◆ Direction ◆
Without the pictures, repeat the listing character for character.

[Figure content listings]
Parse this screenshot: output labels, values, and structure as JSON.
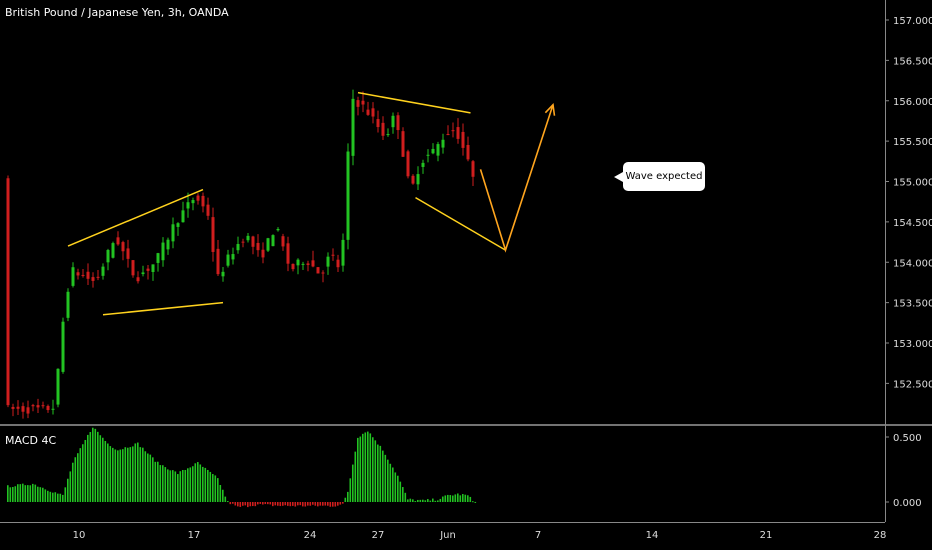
{
  "chart_title": "British Pound / Japanese Yen, 3h, OANDA",
  "indicator_label": "MACD 4C",
  "callout_text": "Wave expected",
  "colors": {
    "background": "#000000",
    "up_candle": "#22c322",
    "down_candle": "#d01e1e",
    "trendline": "#ffd21e",
    "projection": "#ffa51e",
    "axis_text": "#dddddd",
    "separator": "#e6e6e6"
  },
  "chart_data": [
    {
      "type": "candlestick",
      "title": "British Pound / Japanese Yen, 3h, OANDA",
      "ylim": [
        152.1,
        157.15
      ],
      "y_ticks": [
        "157.000",
        "156.500",
        "156.000",
        "155.500",
        "155.000",
        "154.500",
        "154.000",
        "153.500",
        "153.000",
        "152.500"
      ],
      "x_ticks": [
        "10",
        "17",
        "24",
        "27",
        "Jun",
        "7",
        "14",
        "21",
        "28"
      ],
      "price_path": [
        [
          0,
          152.18
        ],
        [
          8,
          152.18
        ],
        [
          10,
          152.22
        ],
        [
          11,
          153.05
        ],
        [
          13,
          153.9
        ],
        [
          15,
          153.85
        ],
        [
          18,
          153.75
        ],
        [
          22,
          154.32
        ],
        [
          26,
          153.8
        ],
        [
          30,
          154.0
        ],
        [
          34,
          154.5
        ],
        [
          38,
          154.82
        ],
        [
          41,
          154.55
        ],
        [
          42,
          153.75
        ],
        [
          45,
          154.1
        ],
        [
          48,
          154.35
        ],
        [
          51,
          154.05
        ],
        [
          54,
          154.45
        ],
        [
          57,
          153.9
        ],
        [
          60,
          154.05
        ],
        [
          63,
          153.85
        ],
        [
          65,
          154.1
        ],
        [
          67,
          153.9
        ],
        [
          68,
          154.6
        ],
        [
          69,
          156.05
        ],
        [
          72,
          155.9
        ],
        [
          76,
          155.55
        ],
        [
          78,
          155.85
        ],
        [
          81,
          154.85
        ],
        [
          83,
          155.25
        ],
        [
          86,
          155.4
        ],
        [
          88,
          155.6
        ],
        [
          90,
          155.65
        ],
        [
          92,
          155.35
        ],
        [
          93,
          155.1
        ]
      ],
      "trendlines": [
        {
          "from": [
            12,
            154.2
          ],
          "to": [
            39,
            154.9
          ]
        },
        {
          "from": [
            19,
            153.35
          ],
          "to": [
            43,
            153.5
          ]
        },
        {
          "from": [
            70,
            156.1
          ],
          "to": [
            92.5,
            155.85
          ]
        },
        {
          "from": [
            81.5,
            154.8
          ],
          "to": [
            99.5,
            154.15
          ]
        }
      ],
      "projection": [
        [
          94.5,
          155.15
        ],
        [
          99.5,
          154.15
        ],
        [
          109,
          155.95
        ]
      ],
      "callout": "Wave expected"
    },
    {
      "type": "bar",
      "title": "MACD 4C",
      "ylim": [
        -0.2,
        0.62
      ],
      "y_ticks": [
        "0.500",
        "0.000"
      ],
      "values_path": [
        [
          0,
          0.12
        ],
        [
          5,
          0.14
        ],
        [
          9,
          0.08
        ],
        [
          11,
          0.05
        ],
        [
          13,
          0.3
        ],
        [
          17,
          0.58
        ],
        [
          20,
          0.45
        ],
        [
          22,
          0.4
        ],
        [
          26,
          0.45
        ],
        [
          30,
          0.3
        ],
        [
          34,
          0.22
        ],
        [
          38,
          0.3
        ],
        [
          42,
          0.18
        ],
        [
          44,
          0.0
        ],
        [
          46,
          -0.04
        ],
        [
          50,
          -0.02
        ],
        [
          55,
          -0.03
        ],
        [
          60,
          -0.03
        ],
        [
          65,
          -0.03
        ],
        [
          67,
          -0.02
        ],
        [
          68,
          0.08
        ],
        [
          70,
          0.5
        ],
        [
          72,
          0.55
        ],
        [
          75,
          0.4
        ],
        [
          78,
          0.2
        ],
        [
          80,
          0.02
        ],
        [
          83,
          0.01
        ],
        [
          86,
          0.02
        ],
        [
          88,
          0.05
        ],
        [
          90,
          0.06
        ],
        [
          92,
          0.05
        ],
        [
          93,
          0.01
        ]
      ]
    }
  ]
}
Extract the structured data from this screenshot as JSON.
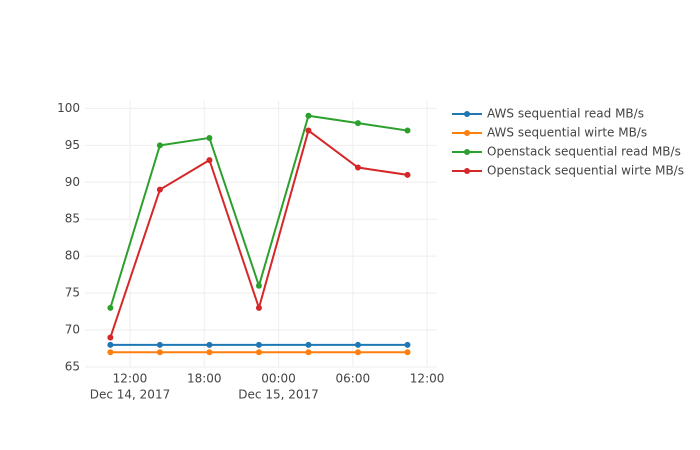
{
  "chart_data": {
    "type": "line",
    "x": [
      "2017-12-14T10:25",
      "2017-12-14T14:25",
      "2017-12-14T18:25",
      "2017-12-14T22:25",
      "2017-12-15T02:25",
      "2017-12-15T06:25",
      "2017-12-15T10:25"
    ],
    "series": [
      {
        "name": "AWS sequential read MB/s",
        "color": "#1f77b4",
        "values": [
          68,
          68,
          68,
          68,
          68,
          68,
          68
        ]
      },
      {
        "name": "AWS sequential wirte MB/s",
        "color": "#ff7f0e",
        "values": [
          67,
          67,
          67,
          67,
          67,
          67,
          67
        ]
      },
      {
        "name": "Openstack sequential read MB/s",
        "color": "#2ca02c",
        "values": [
          73,
          95,
          96,
          76,
          99,
          98,
          97
        ]
      },
      {
        "name": "Openstack sequential wirte MB/s",
        "color": "#d62728",
        "values": [
          69,
          89,
          93,
          73,
          97,
          92,
          91
        ]
      }
    ],
    "xlim": [
      "2017-12-14T08:22",
      "2017-12-15T12:48"
    ],
    "xticks": [
      {
        "value": "2017-12-14T12:00",
        "label": "12:00",
        "date": "Dec 14, 2017"
      },
      {
        "value": "2017-12-14T18:00",
        "label": "18:00"
      },
      {
        "value": "2017-12-15T00:00",
        "label": "00:00",
        "date": "Dec 15, 2017"
      },
      {
        "value": "2017-12-15T06:00",
        "label": "06:00"
      },
      {
        "value": "2017-12-15T12:00",
        "label": "12:00"
      }
    ],
    "ylim": [
      65,
      101
    ],
    "yticks": [
      65,
      70,
      75,
      80,
      85,
      90,
      95,
      100
    ],
    "grid": true,
    "legend": "right"
  }
}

◆ Written reply ◆
Parse this screenshot: output labels, values, and structure as JSON.
{
  "chart_title": "British Pound / Japanese Yen, 3h, OANDA",
  "indicator_label": "MACD 4C",
  "callout_text": "Wave expected",
  "colors": {
    "background": "#000000",
    "up_candle": "#22c322",
    "down_candle": "#d01e1e",
    "trendline": "#ffd21e",
    "projection": "#ffa51e",
    "axis_text": "#dddddd",
    "separator": "#e6e6e6"
  },
  "chart_data": [
    {
      "type": "candlestick",
      "title": "British Pound / Japanese Yen, 3h, OANDA",
      "ylim": [
        152.1,
        157.15
      ],
      "y_ticks": [
        "157.000",
        "156.500",
        "156.000",
        "155.500",
        "155.000",
        "154.500",
        "154.000",
        "153.500",
        "153.000",
        "152.500"
      ],
      "x_ticks": [
        "10",
        "17",
        "24",
        "27",
        "Jun",
        "7",
        "14",
        "21",
        "28"
      ],
      "price_path": [
        [
          0,
          152.18
        ],
        [
          8,
          152.18
        ],
        [
          10,
          152.22
        ],
        [
          11,
          153.05
        ],
        [
          13,
          153.9
        ],
        [
          15,
          153.85
        ],
        [
          18,
          153.75
        ],
        [
          22,
          154.32
        ],
        [
          26,
          153.8
        ],
        [
          30,
          154.0
        ],
        [
          34,
          154.5
        ],
        [
          38,
          154.82
        ],
        [
          41,
          154.55
        ],
        [
          42,
          153.75
        ],
        [
          45,
          154.1
        ],
        [
          48,
          154.35
        ],
        [
          51,
          154.05
        ],
        [
          54,
          154.45
        ],
        [
          57,
          153.9
        ],
        [
          60,
          154.05
        ],
        [
          63,
          153.85
        ],
        [
          65,
          154.1
        ],
        [
          67,
          153.9
        ],
        [
          68,
          154.6
        ],
        [
          69,
          156.05
        ],
        [
          72,
          155.9
        ],
        [
          76,
          155.55
        ],
        [
          78,
          155.85
        ],
        [
          81,
          154.85
        ],
        [
          83,
          155.25
        ],
        [
          86,
          155.4
        ],
        [
          88,
          155.6
        ],
        [
          90,
          155.65
        ],
        [
          92,
          155.35
        ],
        [
          93,
          155.1
        ]
      ],
      "trendlines": [
        {
          "from": [
            12,
            154.2
          ],
          "to": [
            39,
            154.9
          ]
        },
        {
          "from": [
            19,
            153.35
          ],
          "to": [
            43,
            153.5
          ]
        },
        {
          "from": [
            70,
            156.1
          ],
          "to": [
            92.5,
            155.85
          ]
        },
        {
          "from": [
            81.5,
            154.8
          ],
          "to": [
            99.5,
            154.15
          ]
        }
      ],
      "projection": [
        [
          94.5,
          155.15
        ],
        [
          99.5,
          154.15
        ],
        [
          109,
          155.95
        ]
      ],
      "callout": "Wave expected"
    },
    {
      "type": "bar",
      "title": "MACD 4C",
      "ylim": [
        -0.2,
        0.62
      ],
      "y_ticks": [
        "0.500",
        "0.000"
      ],
      "values_path": [
        [
          0,
          0.12
        ],
        [
          5,
          0.14
        ],
        [
          9,
          0.08
        ],
        [
          11,
          0.05
        ],
        [
          13,
          0.3
        ],
        [
          17,
          0.58
        ],
        [
          20,
          0.45
        ],
        [
          22,
          0.4
        ],
        [
          26,
          0.45
        ],
        [
          30,
          0.3
        ],
        [
          34,
          0.22
        ],
        [
          38,
          0.3
        ],
        [
          42,
          0.18
        ],
        [
          44,
          0.0
        ],
        [
          46,
          -0.04
        ],
        [
          50,
          -0.02
        ],
        [
          55,
          -0.03
        ],
        [
          60,
          -0.03
        ],
        [
          65,
          -0.03
        ],
        [
          67,
          -0.02
        ],
        [
          68,
          0.08
        ],
        [
          70,
          0.5
        ],
        [
          72,
          0.55
        ],
        [
          75,
          0.4
        ],
        [
          78,
          0.2
        ],
        [
          80,
          0.02
        ],
        [
          83,
          0.01
        ],
        [
          86,
          0.02
        ],
        [
          88,
          0.05
        ],
        [
          90,
          0.06
        ],
        [
          92,
          0.05
        ],
        [
          93,
          0.01
        ]
      ]
    }
  ]
}
Extract the structured data from this screenshot as JSON.
{
  "chart_data": {
    "type": "line",
    "x": [
      "2017-12-14T10:25",
      "2017-12-14T14:25",
      "2017-12-14T18:25",
      "2017-12-14T22:25",
      "2017-12-15T02:25",
      "2017-12-15T06:25",
      "2017-12-15T10:25"
    ],
    "series": [
      {
        "name": "AWS sequential read MB/s",
        "color": "#1f77b4",
        "values": [
          68,
          68,
          68,
          68,
          68,
          68,
          68
        ]
      },
      {
        "name": "AWS sequential wirte MB/s",
        "color": "#ff7f0e",
        "values": [
          67,
          67,
          67,
          67,
          67,
          67,
          67
        ]
      },
      {
        "name": "Openstack sequential read MB/s",
        "color": "#2ca02c",
        "values": [
          73,
          95,
          96,
          76,
          99,
          98,
          97
        ]
      },
      {
        "name": "Openstack sequential wirte MB/s",
        "color": "#d62728",
        "values": [
          69,
          89,
          93,
          73,
          97,
          92,
          91
        ]
      }
    ],
    "xlim": [
      "2017-12-14T08:22",
      "2017-12-15T12:48"
    ],
    "xticks": [
      {
        "value": "2017-12-14T12:00",
        "label": "12:00",
        "date": "Dec 14, 2017"
      },
      {
        "value": "2017-12-14T18:00",
        "label": "18:00"
      },
      {
        "value": "2017-12-15T00:00",
        "label": "00:00",
        "date": "Dec 15, 2017"
      },
      {
        "value": "2017-12-15T06:00",
        "label": "06:00"
      },
      {
        "value": "2017-12-15T12:00",
        "label": "12:00"
      }
    ],
    "ylim": [
      65,
      101
    ],
    "yticks": [
      65,
      70,
      75,
      80,
      85,
      90,
      95,
      100
    ],
    "grid": true,
    "legend": "right"
  }
}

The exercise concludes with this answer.